> _WHAT YOU WILL DO_
Take from the listing each line that has the string "name".

> _THE RECORDS_
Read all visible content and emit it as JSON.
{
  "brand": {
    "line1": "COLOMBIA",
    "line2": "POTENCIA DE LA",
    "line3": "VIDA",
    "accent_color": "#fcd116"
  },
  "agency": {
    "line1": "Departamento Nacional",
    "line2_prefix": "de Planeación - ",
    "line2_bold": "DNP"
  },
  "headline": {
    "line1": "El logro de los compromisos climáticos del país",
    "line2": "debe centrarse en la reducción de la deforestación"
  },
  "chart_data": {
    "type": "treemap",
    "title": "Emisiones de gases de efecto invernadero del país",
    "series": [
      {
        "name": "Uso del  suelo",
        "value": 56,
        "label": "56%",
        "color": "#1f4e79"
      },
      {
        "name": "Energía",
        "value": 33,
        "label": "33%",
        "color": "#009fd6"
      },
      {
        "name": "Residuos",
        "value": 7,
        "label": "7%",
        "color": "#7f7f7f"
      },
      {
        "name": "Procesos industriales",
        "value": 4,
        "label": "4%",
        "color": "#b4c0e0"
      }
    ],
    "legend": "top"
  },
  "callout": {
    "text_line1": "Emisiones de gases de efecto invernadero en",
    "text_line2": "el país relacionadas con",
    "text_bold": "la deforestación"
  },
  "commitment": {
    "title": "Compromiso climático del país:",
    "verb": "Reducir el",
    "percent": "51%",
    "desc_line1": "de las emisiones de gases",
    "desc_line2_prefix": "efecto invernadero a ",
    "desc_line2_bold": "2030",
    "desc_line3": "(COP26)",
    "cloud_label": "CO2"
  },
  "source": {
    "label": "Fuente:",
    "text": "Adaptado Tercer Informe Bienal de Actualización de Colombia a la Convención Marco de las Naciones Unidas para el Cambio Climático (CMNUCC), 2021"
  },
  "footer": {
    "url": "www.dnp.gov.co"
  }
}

> _WRITTEN RESPONSE_
        "name": "Uso del  suelo",
        "name": "Energía",
        "name": "Residuos",
        "name": "Procesos industriales",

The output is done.